**PROBLEM STATEMENT:**
Copy out each of the following lines with no changes.

**Dataset entries:**
^^^^

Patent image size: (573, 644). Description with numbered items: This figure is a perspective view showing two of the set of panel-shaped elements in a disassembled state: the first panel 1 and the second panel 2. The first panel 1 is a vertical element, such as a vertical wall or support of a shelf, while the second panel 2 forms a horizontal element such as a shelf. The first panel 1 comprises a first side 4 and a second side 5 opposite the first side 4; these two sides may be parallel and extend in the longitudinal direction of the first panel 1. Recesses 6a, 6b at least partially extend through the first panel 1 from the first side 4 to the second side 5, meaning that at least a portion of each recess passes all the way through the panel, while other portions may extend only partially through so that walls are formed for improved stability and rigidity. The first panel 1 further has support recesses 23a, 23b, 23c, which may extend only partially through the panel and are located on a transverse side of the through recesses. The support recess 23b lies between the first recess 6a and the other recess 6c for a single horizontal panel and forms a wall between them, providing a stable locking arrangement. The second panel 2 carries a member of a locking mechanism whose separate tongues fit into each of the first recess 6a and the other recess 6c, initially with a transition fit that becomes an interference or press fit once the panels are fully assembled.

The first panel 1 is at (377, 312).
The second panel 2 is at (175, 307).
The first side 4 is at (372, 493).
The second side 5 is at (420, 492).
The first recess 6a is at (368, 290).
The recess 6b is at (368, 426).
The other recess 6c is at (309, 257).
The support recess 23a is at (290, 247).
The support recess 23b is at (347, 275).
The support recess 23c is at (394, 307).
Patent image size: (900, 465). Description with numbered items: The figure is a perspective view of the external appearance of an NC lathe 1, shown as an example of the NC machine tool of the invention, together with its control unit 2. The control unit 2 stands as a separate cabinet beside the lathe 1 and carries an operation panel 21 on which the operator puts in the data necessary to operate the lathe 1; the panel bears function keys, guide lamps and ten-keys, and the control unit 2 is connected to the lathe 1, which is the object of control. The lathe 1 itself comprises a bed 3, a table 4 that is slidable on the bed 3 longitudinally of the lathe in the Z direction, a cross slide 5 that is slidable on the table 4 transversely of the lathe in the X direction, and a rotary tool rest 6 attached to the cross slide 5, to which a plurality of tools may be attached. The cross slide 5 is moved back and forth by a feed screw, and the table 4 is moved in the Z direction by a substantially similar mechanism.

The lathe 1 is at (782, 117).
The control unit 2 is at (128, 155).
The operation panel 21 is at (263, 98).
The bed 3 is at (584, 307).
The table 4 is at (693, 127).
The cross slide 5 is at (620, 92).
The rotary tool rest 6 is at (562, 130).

^^^^

**SOLUTION FOR THIS TASK:**
Patent image size: (573, 644). Description with numbered items: This figure is a perspective view showing two of the set of panel-shaped elements in a disassembled state: the first panel 1 and the second panel 2. The first panel 1 is a vertical element, such as a vertical wall or support of a shelf, while the second panel 2 forms a horizontal element such as a shelf. The first panel 1 comprises a first side 4 and a second side 5 opposite the first side 4; these two sides may be parallel and extend in the longitudinal direction of the first panel 1. Recesses 6a, 6b at least partially extend through the first panel 1 from the first side 4 to the second side 5, meaning that at least a portion of each recess passes all the way through the panel, while other portions may extend only partially through so that walls are formed for improved stability and rigidity. The first panel 1 further has support recesses 23a, 23b, 23c, which may extend only partially through the panel and are located on a transverse side of the through recesses. The support recess 23b lies between the first recess 6a and the other recess 6c for a single horizontal panel and forms a wall between them, providing a stable locking arrangement. The second panel 2 carries a member of a locking mechanism whose separate tongues fit into each of the first recess 6a and the other recess 6c, initially with a transition fit that becomes an interference or press fit once the panels are fully assembled.

The first panel 1 is at (377, 312).
The second panel 2 is at (175, 307).
The first side 4 is at (372, 493).
The second side 5 is at (420, 492).
The first recess 6a is at (368, 290).
The recess 6b is at (368, 426).
The other recess 6c is at (309, 257).
The support recess 23a is at (290, 247).
The support recess 23b is at (347, 275).
The support recess 23c is at (394, 307).
Patent image size: (900, 465). Description with numbered items: The figure is a perspective view of the external appearance of an NC lathe 1, shown as an example of the NC machine tool of the invention, together with its control unit 2. The control unit 2 stands as a separate cabinet beside the lathe 1 and carries an operation panel 21 on which the operator puts in the data necessary to operate the lathe 1; the panel bears function keys, guide lamps and ten-keys, and the control unit 2 is connected to the lathe 1, which is the object of control. The lathe 1 itself comprises a bed 3, a table 4 that is slidable on the bed 3 longitudinally of the lathe in the Z direction, a cross slide 5 that is slidable on the table 4 transversely of the lathe in the X direction, and a rotary tool rest 6 attached to the cross slide 5, to which a plurality of tools may be attached. The cross slide 5 is moved back and forth by a feed screw, and the table 4 is moved in the Z direction by a substantially similar mechanism.

The lathe 1 is at (782, 117).
The control unit 2 is at (128, 155).
The operation panel 21 is at (263, 98).
The bed 3 is at (584, 307).
The table 4 is at (693, 127).
The cross slide 5 is at (620, 92).
The rotary tool rest 6 is at (562, 130).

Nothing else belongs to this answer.